Excerpts from a figure dataset:
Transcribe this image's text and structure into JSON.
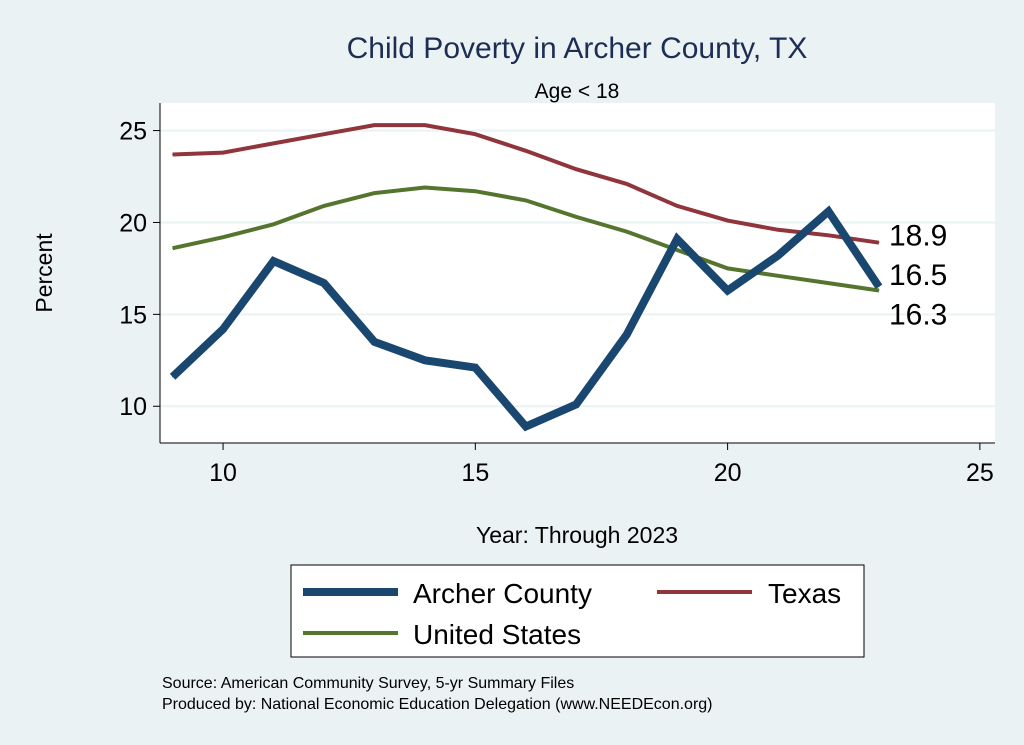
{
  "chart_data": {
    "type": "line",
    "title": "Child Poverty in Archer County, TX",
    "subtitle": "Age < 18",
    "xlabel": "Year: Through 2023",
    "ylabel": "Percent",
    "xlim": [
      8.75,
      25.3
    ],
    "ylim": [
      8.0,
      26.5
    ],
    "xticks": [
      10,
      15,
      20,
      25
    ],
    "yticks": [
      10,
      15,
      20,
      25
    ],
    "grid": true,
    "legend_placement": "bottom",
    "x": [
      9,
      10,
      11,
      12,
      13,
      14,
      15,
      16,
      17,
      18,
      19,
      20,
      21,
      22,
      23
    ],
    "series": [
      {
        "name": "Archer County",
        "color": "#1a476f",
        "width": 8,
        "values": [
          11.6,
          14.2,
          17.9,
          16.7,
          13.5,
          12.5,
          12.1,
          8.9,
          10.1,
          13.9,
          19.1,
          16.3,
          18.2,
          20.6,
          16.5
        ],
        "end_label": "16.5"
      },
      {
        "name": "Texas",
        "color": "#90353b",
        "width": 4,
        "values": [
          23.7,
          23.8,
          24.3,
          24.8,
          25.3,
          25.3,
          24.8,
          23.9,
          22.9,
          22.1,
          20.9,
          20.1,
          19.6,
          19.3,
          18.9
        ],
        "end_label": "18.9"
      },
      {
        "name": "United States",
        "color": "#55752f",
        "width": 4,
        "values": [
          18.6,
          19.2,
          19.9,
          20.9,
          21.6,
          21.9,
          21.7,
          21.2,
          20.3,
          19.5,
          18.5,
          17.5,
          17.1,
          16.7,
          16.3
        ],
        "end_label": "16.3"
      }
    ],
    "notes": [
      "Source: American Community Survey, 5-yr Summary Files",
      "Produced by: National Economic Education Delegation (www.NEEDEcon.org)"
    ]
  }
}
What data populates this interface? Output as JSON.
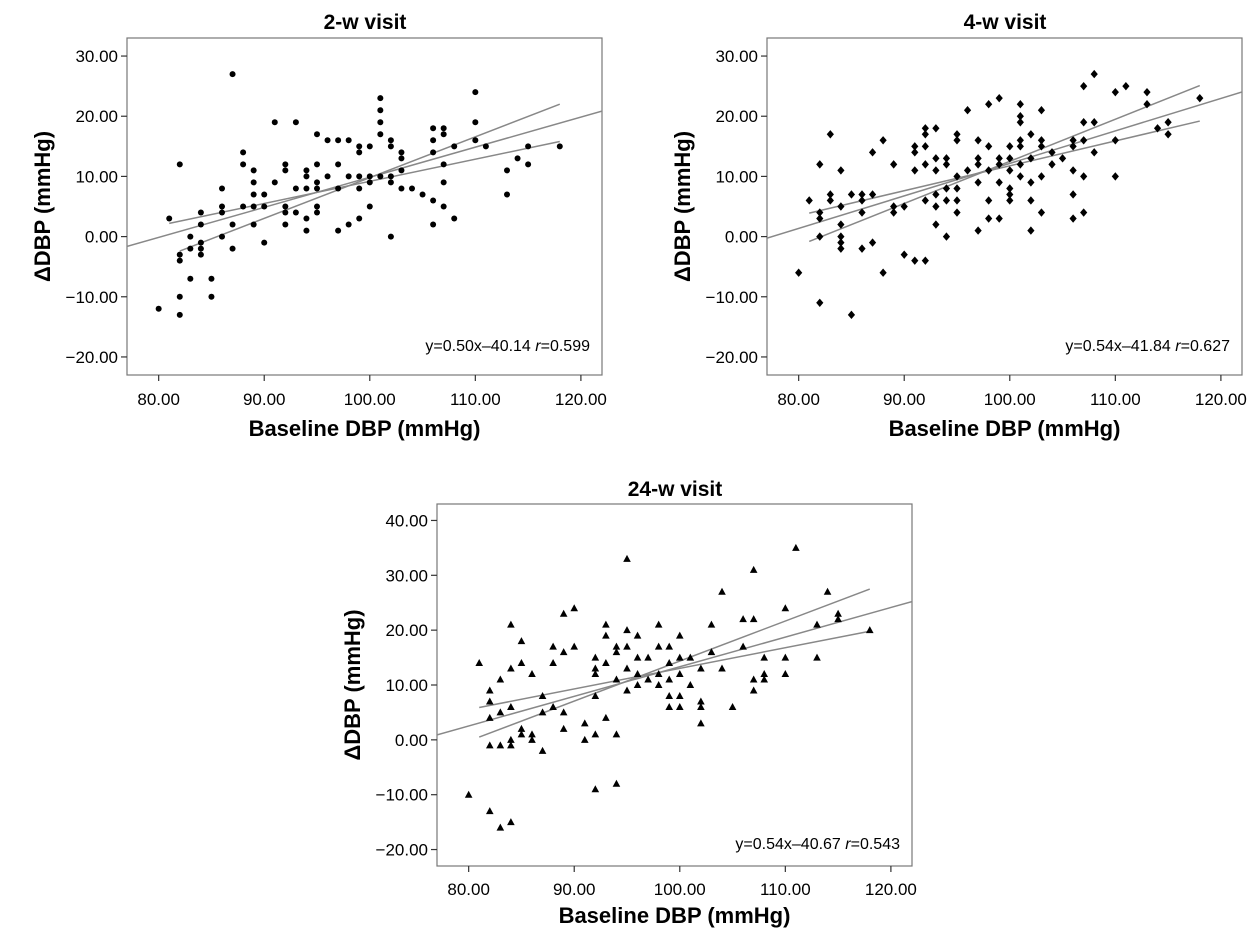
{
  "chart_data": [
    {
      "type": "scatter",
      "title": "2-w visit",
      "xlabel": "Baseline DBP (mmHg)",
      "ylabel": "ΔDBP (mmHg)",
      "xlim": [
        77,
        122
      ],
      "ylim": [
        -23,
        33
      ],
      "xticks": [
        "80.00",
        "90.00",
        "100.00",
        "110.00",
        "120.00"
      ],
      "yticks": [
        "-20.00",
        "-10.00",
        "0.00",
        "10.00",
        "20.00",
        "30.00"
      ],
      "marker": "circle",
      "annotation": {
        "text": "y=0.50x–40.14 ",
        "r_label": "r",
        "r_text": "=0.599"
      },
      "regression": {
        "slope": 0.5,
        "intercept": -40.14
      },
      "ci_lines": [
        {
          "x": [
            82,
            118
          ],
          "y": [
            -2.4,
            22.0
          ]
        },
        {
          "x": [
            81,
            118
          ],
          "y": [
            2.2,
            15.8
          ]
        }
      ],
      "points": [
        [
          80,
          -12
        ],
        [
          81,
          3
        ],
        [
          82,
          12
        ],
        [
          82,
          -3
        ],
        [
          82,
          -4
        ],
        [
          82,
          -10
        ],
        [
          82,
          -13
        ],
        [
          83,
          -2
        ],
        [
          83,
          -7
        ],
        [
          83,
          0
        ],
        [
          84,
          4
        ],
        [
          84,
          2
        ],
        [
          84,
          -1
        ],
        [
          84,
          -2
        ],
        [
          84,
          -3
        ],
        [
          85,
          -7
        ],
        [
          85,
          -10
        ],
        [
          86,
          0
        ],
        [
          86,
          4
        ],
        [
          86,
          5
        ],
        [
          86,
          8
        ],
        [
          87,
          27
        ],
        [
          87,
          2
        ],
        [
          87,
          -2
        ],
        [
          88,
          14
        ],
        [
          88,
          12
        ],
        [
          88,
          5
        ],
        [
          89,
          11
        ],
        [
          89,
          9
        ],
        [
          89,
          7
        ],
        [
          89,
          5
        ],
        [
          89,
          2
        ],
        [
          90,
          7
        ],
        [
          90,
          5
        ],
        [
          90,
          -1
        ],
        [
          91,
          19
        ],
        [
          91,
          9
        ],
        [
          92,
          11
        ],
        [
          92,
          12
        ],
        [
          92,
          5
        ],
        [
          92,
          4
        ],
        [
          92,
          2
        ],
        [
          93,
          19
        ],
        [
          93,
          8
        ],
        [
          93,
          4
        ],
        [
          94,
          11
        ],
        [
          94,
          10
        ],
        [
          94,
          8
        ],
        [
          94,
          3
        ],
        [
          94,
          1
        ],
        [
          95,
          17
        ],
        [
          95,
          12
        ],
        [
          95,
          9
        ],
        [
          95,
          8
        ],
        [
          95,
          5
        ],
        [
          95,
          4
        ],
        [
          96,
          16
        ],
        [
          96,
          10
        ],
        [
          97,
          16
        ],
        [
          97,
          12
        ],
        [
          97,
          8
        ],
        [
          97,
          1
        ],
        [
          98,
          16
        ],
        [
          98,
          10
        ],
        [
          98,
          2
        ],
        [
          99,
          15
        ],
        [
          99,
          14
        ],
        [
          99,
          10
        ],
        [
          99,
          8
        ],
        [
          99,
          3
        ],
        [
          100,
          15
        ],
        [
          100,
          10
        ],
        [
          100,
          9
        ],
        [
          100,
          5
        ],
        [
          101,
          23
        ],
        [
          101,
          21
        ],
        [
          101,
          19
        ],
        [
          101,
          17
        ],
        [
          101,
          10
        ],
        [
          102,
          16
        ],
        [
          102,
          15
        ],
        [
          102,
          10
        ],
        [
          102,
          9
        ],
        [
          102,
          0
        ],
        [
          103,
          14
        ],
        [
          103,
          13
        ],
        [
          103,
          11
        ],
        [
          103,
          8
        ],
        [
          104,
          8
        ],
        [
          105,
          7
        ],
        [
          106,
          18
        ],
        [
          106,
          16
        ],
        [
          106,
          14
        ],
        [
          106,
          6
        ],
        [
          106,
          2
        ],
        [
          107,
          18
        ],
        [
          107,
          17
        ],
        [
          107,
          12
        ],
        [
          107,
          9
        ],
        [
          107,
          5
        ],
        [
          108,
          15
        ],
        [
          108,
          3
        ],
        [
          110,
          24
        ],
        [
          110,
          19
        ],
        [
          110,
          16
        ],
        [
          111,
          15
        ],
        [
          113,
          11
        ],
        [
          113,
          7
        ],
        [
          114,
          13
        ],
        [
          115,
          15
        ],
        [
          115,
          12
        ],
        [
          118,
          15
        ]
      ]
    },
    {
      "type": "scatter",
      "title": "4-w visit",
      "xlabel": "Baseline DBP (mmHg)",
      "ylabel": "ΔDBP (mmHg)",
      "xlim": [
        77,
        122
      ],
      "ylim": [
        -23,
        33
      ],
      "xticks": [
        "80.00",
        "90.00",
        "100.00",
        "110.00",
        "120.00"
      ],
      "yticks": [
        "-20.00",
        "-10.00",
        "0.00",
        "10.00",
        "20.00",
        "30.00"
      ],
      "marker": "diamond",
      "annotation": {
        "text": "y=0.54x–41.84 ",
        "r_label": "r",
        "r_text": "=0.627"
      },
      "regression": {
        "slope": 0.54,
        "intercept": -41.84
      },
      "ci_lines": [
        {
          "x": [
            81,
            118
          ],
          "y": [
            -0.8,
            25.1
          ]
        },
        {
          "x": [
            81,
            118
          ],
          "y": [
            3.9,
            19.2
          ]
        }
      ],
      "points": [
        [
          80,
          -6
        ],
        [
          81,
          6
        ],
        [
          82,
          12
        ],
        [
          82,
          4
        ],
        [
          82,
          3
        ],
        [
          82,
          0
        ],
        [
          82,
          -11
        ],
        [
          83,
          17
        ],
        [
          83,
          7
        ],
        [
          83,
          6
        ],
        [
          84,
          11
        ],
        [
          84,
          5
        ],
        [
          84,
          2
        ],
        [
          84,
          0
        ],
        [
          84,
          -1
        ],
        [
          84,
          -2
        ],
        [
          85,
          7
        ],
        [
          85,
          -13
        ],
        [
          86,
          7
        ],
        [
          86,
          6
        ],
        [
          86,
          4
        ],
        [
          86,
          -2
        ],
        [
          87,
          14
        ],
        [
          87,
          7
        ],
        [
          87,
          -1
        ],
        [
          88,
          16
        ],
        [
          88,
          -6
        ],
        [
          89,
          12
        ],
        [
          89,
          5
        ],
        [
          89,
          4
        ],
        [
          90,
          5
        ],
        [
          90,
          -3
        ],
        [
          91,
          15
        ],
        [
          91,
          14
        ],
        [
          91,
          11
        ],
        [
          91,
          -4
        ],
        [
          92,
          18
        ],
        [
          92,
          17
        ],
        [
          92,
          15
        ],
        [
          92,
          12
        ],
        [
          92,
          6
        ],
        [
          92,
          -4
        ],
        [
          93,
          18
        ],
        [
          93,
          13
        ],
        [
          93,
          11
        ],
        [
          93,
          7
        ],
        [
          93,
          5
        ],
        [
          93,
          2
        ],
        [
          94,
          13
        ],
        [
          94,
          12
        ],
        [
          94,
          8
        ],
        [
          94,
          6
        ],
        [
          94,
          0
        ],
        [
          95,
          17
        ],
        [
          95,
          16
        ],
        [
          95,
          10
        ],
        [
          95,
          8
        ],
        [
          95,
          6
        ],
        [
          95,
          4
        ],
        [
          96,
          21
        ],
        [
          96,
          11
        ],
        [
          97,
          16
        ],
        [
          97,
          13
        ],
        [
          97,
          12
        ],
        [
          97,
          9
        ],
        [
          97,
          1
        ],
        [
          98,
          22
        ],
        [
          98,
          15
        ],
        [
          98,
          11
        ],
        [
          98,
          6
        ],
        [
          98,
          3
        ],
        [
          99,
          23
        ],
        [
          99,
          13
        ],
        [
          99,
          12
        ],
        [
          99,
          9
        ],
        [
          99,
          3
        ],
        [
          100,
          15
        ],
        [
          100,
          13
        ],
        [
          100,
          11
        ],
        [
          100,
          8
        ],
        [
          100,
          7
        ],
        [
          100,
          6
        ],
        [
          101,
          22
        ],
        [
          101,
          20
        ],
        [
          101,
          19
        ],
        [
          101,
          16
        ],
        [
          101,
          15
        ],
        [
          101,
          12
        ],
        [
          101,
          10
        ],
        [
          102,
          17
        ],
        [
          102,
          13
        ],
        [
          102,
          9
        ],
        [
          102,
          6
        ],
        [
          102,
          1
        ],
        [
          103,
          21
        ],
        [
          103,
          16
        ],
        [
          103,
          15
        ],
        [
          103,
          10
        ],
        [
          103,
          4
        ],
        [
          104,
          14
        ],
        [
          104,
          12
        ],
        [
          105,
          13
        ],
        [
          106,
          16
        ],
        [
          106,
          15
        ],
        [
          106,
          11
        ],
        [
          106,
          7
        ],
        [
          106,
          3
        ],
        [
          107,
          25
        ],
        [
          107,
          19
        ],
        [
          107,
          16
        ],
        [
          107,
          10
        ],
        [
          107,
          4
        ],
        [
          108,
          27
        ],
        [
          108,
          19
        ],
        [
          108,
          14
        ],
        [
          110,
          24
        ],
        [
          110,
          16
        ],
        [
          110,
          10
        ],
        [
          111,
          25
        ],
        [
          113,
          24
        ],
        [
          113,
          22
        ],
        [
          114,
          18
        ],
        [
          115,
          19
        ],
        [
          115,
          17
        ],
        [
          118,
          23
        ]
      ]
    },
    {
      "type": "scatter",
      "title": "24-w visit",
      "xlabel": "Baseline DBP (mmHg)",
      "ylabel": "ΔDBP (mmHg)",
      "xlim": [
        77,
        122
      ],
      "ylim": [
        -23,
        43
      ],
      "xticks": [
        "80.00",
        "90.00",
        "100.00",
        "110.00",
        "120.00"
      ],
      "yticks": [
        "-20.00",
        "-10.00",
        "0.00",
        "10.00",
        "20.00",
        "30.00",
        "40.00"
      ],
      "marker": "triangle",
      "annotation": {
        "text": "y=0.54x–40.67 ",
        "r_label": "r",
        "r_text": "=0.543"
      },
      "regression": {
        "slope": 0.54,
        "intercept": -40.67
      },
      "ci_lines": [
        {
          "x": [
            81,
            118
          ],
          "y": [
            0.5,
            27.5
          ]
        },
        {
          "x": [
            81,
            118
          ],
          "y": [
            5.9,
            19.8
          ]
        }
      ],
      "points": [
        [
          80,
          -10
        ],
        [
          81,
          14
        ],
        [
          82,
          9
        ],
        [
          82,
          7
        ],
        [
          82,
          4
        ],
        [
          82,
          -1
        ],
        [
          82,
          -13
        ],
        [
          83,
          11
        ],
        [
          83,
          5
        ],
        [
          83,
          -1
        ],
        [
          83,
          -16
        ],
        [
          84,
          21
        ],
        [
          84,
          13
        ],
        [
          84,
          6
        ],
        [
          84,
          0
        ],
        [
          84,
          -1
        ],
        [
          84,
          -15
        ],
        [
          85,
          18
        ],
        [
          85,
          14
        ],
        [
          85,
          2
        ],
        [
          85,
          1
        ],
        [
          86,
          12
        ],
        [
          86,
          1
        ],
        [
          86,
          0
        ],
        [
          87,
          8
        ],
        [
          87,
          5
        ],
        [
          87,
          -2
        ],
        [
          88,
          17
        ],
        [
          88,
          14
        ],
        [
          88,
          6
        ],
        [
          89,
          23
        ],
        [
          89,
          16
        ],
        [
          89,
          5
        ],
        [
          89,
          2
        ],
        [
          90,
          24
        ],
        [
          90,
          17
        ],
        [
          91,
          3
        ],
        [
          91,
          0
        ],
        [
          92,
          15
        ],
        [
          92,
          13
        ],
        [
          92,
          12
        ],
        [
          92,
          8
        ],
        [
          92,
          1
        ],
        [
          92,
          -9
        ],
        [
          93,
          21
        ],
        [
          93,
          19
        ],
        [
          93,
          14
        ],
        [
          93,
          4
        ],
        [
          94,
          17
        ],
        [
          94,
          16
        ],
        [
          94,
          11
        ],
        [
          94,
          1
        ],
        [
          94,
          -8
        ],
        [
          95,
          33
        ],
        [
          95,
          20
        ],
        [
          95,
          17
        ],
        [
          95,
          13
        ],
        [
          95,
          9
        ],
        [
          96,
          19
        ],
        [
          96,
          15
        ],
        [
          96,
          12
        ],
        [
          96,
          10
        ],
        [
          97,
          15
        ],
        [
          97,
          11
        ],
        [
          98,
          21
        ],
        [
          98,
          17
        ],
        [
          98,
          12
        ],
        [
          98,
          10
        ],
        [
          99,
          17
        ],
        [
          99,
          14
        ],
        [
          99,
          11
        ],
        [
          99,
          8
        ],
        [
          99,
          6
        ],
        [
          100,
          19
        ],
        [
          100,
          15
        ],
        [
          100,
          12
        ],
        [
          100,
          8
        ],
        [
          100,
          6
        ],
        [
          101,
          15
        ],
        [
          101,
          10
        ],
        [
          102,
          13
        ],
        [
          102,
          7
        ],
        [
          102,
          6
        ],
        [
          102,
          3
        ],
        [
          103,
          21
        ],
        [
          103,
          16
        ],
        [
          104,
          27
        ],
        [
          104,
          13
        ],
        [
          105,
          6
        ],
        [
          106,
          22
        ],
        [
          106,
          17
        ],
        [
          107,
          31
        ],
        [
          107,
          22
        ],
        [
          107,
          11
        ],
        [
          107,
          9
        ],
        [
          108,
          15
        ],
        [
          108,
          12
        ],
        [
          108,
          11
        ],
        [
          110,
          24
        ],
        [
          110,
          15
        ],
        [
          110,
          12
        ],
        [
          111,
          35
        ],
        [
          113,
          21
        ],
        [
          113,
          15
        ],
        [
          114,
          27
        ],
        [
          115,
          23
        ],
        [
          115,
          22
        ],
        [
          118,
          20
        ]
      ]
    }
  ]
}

**Stated goal**
Copy each line of the listing that includes "intercept".

**Task output**
        "intercept": -40.14
        "intercept": -41.84
        "intercept": -40.67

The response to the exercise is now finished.